• _Task goal_
Copy all of the material below exactly.

• _Stored data_
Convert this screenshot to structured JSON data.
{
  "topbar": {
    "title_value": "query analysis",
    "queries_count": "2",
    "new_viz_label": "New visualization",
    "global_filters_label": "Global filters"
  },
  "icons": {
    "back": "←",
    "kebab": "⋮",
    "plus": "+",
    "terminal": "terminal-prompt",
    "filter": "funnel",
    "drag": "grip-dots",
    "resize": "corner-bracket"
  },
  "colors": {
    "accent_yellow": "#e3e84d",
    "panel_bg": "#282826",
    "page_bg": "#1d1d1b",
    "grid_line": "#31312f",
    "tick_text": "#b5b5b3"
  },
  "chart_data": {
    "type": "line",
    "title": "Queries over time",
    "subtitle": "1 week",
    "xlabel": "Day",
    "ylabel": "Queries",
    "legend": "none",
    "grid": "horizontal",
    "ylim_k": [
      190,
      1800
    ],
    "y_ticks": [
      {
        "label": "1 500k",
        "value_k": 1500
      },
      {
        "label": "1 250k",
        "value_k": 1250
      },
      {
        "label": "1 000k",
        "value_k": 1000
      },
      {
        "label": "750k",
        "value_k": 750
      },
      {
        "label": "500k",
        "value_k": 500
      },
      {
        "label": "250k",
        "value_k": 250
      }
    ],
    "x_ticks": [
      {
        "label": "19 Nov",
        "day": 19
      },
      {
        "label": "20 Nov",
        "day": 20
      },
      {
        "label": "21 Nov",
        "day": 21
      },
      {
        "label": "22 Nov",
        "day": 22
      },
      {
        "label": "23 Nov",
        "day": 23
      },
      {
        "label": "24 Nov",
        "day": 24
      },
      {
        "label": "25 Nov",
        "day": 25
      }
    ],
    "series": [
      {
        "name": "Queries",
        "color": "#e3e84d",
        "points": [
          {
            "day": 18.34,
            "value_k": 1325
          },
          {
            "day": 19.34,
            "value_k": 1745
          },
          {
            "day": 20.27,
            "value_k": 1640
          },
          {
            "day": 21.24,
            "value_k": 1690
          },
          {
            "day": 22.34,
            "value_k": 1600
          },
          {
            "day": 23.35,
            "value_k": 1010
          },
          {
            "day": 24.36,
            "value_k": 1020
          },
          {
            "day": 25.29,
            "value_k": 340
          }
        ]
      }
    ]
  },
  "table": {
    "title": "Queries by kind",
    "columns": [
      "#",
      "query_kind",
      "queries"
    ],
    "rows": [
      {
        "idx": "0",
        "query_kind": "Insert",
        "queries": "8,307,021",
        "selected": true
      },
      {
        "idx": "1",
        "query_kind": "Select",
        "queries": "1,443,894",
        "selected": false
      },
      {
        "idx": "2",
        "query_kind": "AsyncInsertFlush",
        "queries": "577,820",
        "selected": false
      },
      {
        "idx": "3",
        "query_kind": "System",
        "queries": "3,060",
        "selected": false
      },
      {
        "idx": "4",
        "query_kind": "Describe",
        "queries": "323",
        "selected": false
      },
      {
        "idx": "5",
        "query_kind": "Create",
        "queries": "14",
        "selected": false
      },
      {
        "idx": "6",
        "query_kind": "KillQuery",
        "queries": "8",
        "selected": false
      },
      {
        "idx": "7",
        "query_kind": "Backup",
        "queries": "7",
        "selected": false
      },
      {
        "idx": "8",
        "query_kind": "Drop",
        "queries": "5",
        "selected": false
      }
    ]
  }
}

• _Written answer_
Convert this screenshot to structured JSON data.
{
  "topbar": {
    "title_value": "query analysis",
    "queries_count": "2",
    "new_viz_label": "New visualization",
    "global_filters_label": "Global filters"
  },
  "icons": {
    "back": "←",
    "kebab": "⋮",
    "plus": "+",
    "terminal": "terminal-prompt",
    "filter": "funnel",
    "drag": "grip-dots",
    "resize": "corner-bracket"
  },
  "colors": {
    "accent_yellow": "#e3e84d",
    "panel_bg": "#282826",
    "page_bg": "#1d1d1b",
    "grid_line": "#31312f",
    "tick_text": "#b5b5b3"
  },
  "chart_data": {
    "type": "line",
    "title": "Queries over time",
    "subtitle": "1 week",
    "xlabel": "Day",
    "ylabel": "Queries",
    "legend": "none",
    "grid": "horizontal",
    "ylim_k": [
      190,
      1800
    ],
    "y_ticks": [
      {
        "label": "1 500k",
        "value_k": 1500
      },
      {
        "label": "1 250k",
        "value_k": 1250
      },
      {
        "label": "1 000k",
        "value_k": 1000
      },
      {
        "label": "750k",
        "value_k": 750
      },
      {
        "label": "500k",
        "value_k": 500
      },
      {
        "label": "250k",
        "value_k": 250
      }
    ],
    "x_ticks": [
      {
        "label": "19 Nov",
        "day": 19
      },
      {
        "label": "20 Nov",
        "day": 20
      },
      {
        "label": "21 Nov",
        "day": 21
      },
      {
        "label": "22 Nov",
        "day": 22
      },
      {
        "label": "23 Nov",
        "day": 23
      },
      {
        "label": "24 Nov",
        "day": 24
      },
      {
        "label": "25 Nov",
        "day": 25
      }
    ],
    "series": [
      {
        "name": "Queries",
        "color": "#e3e84d",
        "points": [
          {
            "day": 18.34,
            "value_k": 1325
          },
          {
            "day": 19.34,
            "value_k": 1745
          },
          {
            "day": 20.27,
            "value_k": 1640
          },
          {
            "day": 21.24,
            "value_k": 1690
          },
          {
            "day": 22.34,
            "value_k": 1600
          },
          {
            "day": 23.35,
            "value_k": 1010
          },
          {
            "day": 24.36,
            "value_k": 1020
          },
          {
            "day": 25.29,
            "value_k": 340
          }
        ]
      }
    ]
  },
  "table": {
    "title": "Queries by kind",
    "columns": [
      "#",
      "query_kind",
      "queries"
    ],
    "rows": [
      {
        "idx": "0",
        "query_kind": "Insert",
        "queries": "8,307,021",
        "selected": true
      },
      {
        "idx": "1",
        "query_kind": "Select",
        "queries": "1,443,894",
        "selected": false
      },
      {
        "idx": "2",
        "query_kind": "AsyncInsertFlush",
        "queries": "577,820",
        "selected": false
      },
      {
        "idx": "3",
        "query_kind": "System",
        "queries": "3,060",
        "selected": false
      },
      {
        "idx": "4",
        "query_kind": "Describe",
        "queries": "323",
        "selected": false
      },
      {
        "idx": "5",
        "query_kind": "Create",
        "queries": "14",
        "selected": false
      },
      {
        "idx": "6",
        "query_kind": "KillQuery",
        "queries": "8",
        "selected": false
      },
      {
        "idx": "7",
        "query_kind": "Backup",
        "queries": "7",
        "selected": false
      },
      {
        "idx": "8",
        "query_kind": "Drop",
        "queries": "5",
        "selected": false
      }
    ]
  }
}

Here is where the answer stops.